══ Dataset extract
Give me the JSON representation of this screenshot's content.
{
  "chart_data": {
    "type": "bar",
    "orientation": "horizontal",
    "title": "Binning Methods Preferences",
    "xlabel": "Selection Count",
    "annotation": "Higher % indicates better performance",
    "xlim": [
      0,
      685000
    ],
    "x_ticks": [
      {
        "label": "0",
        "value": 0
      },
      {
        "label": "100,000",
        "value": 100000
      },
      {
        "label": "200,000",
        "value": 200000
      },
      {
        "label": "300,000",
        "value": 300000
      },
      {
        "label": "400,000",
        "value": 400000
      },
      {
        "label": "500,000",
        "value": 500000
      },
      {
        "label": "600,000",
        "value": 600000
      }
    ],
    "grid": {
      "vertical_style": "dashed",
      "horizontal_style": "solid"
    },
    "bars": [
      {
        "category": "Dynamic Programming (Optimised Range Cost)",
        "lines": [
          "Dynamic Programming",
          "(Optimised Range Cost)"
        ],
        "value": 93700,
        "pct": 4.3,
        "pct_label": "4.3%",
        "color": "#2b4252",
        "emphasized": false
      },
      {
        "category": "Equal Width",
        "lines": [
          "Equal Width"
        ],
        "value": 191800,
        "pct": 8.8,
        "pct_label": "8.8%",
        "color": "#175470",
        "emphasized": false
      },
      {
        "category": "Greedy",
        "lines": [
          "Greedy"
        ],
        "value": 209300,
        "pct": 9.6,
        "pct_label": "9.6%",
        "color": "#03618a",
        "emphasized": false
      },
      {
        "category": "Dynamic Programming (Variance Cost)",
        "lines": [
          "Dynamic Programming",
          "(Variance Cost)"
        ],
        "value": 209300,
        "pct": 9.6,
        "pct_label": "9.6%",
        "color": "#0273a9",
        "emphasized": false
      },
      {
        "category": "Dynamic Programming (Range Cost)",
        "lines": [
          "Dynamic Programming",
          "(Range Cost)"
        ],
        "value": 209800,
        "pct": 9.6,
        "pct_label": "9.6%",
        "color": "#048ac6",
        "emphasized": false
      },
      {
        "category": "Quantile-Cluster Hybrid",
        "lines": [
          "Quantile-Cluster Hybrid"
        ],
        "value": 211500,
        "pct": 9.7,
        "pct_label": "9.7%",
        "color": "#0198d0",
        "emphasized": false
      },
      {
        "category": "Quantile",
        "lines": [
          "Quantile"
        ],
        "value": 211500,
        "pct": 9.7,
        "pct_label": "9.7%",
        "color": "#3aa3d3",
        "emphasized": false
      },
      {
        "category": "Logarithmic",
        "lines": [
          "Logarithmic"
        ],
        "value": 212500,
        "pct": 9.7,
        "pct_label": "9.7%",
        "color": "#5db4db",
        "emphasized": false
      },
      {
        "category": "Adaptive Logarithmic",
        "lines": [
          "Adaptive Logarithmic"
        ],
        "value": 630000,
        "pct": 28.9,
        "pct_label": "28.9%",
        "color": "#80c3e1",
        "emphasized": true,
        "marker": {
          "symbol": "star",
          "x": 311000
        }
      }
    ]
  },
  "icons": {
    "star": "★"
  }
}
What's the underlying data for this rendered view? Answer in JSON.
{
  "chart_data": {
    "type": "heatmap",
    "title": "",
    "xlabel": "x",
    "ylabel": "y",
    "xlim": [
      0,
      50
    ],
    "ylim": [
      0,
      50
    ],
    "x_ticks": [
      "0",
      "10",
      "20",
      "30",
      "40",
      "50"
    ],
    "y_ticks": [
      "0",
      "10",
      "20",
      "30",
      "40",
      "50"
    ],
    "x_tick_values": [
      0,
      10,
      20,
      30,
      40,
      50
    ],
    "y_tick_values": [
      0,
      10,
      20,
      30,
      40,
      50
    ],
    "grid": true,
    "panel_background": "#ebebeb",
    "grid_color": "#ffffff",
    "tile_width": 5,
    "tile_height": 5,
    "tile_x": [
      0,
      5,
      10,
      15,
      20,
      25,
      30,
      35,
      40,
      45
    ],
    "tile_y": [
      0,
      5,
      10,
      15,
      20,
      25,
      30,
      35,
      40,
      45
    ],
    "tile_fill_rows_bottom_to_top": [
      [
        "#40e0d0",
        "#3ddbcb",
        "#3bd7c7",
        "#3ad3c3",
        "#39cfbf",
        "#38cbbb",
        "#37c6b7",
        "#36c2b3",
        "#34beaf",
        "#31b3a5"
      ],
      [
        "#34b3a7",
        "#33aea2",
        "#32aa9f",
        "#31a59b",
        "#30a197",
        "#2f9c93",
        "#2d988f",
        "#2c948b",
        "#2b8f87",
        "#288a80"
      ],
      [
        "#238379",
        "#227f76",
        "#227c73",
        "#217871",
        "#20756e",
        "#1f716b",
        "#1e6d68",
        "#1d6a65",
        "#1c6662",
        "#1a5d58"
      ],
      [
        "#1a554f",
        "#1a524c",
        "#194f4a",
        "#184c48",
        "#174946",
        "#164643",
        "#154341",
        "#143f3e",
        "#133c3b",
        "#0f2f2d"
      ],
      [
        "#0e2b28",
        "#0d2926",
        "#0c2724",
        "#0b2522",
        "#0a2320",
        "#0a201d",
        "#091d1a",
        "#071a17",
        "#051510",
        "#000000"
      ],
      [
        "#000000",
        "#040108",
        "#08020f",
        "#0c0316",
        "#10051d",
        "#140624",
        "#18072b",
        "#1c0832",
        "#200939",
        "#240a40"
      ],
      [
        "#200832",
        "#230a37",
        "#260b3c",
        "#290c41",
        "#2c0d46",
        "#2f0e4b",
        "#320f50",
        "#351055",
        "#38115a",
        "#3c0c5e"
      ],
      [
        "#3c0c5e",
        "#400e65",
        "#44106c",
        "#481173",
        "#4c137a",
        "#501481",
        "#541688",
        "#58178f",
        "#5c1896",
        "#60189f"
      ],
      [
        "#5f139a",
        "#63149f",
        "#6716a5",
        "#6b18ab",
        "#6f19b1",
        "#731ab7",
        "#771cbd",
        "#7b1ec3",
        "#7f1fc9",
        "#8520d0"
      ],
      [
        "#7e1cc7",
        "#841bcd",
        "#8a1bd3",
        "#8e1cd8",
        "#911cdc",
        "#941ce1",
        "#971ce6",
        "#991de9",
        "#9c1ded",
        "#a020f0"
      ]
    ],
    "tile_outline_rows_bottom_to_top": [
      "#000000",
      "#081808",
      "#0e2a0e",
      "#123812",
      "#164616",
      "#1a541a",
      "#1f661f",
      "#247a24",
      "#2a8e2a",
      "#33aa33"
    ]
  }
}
════
What is needed: Show, from the material above, each line that includes the string "category".

Worked solution:
        "category": "Dynamic Programming (Optimised Range Cost)",
        "category": "Equal Width",
        "category": "Greedy",
        "category": "Dynamic Programming (Variance Cost)",
        "category": "Dynamic Programming (Range Cost)",
        "category": "Quantile-Cluster Hybrid",
        "category": "Quantile",
        "category": "Logarithmic",
        "category": "Adaptive Logarithmic",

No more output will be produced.